[Work to do]
Omit all pictures, then retype the data exactly as given.

[Provided material]
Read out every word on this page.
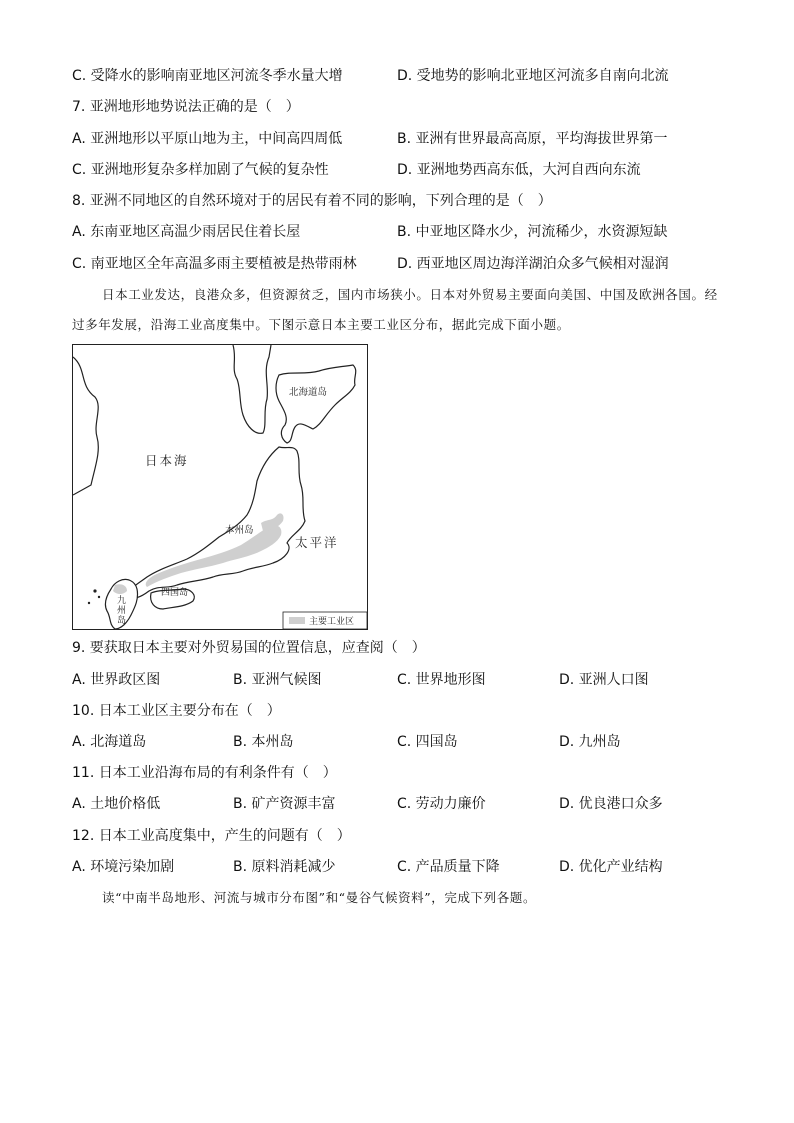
C. 受降水的影响南亚地区河流冬季水量大增	D. 受地势的影响北亚地区河流多自南向北流
7. 亚洲地形地势说法正确的是（　）
A. 亚洲地形以平原山地为主，中间高四周低	B. 亚洲有世界最高高原，平均海拔世界第一
C. 亚洲地形复杂多样加剧了气候的复杂性	D. 亚洲地势西高东低，大河自西向东流
8. 亚洲不同地区的自然环境对于的居民有着不同的影响，下列合理的是（　）
A. 东南亚地区高温少雨居民住着长屋	B. 中亚地区降水少，河流稀少，水资源短缺
C. 南亚地区全年高温多雨主要植被是热带雨林	D. 西亚地区周边海洋湖泊众多气候相对湿润
日本工业发达，良港众多，但资源贫乏，国内市场狭小。日本对外贸易主要面向美国、中国及欧洲各国。经过多年发展，沿海工业高度集中。下图示意日本主要工业区分布，据此完成下面小题。
北海道岛
日本海
本州岛
太平洋
四国岛
九
州
岛	主要工业区
9. 要获取日本主要对外贸易国的位置信息，应查阅（　）
A. 世界政区图	B. 亚洲气候图	C. 世界地形图	D. 亚洲人口图
10. 日本工业区主要分布在（　）
A. 北海道岛	B. 本州岛	C. 四国岛	D. 九州岛
11. 日本工业沿海布局的有利条件有（　）
A. 土地价格低	B. 矿产资源丰富	C. 劳动力廉价	D. 优良港口众多
12. 日本工业高度集中，产生的问题有（　）
A. 环境污染加剧	B. 原料消耗减少	C. 产品质量下降	D. 优化产业结构
读“中南半岛地形、河流与城市分布图”和“曼谷气候资料”，完成下列各题。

[Written solution]
Read out every word on this page.
C. 受降水的影响南亚地区河流冬季水量大增	D. 受地势的影响北亚地区河流多自南向北流
7. 亚洲地形地势说法正确的是（　）
A. 亚洲地形以平原山地为主，中间高四周低	B. 亚洲有世界最高高原，平均海拔世界第一
C. 亚洲地形复杂多样加剧了气候的复杂性	D. 亚洲地势西高东低，大河自西向东流
8. 亚洲不同地区的自然环境对于的居民有着不同的影响，下列合理的是（　）
A. 东南亚地区高温少雨居民住着长屋	B. 中亚地区降水少，河流稀少，水资源短缺
C. 南亚地区全年高温多雨主要植被是热带雨林	D. 西亚地区周边海洋湖泊众多气候相对湿润
日本工业发达，良港众多，但资源贫乏，国内市场狭小。日本对外贸易主要面向美国、中国及欧洲各国。经过多年发展，沿海工业高度集中。下图示意日本主要工业区分布，据此完成下面小题。
北海道岛
日本海
本州岛
太平洋
四国岛
九
州
岛	主要工业区
9. 要获取日本主要对外贸易国的位置信息，应查阅（　）
A. 世界政区图	B. 亚洲气候图	C. 世界地形图	D. 亚洲人口图
10. 日本工业区主要分布在（　）
A. 北海道岛	B. 本州岛	C. 四国岛	D. 九州岛
11. 日本工业沿海布局的有利条件有（　）
A. 土地价格低	B. 矿产资源丰富	C. 劳动力廉价	D. 优良港口众多
12. 日本工业高度集中，产生的问题有（　）
A. 环境污染加剧	B. 原料消耗减少	C. 产品质量下降	D. 优化产业结构
读“中南半岛地形、河流与城市分布图”和“曼谷气候资料”，完成下列各题。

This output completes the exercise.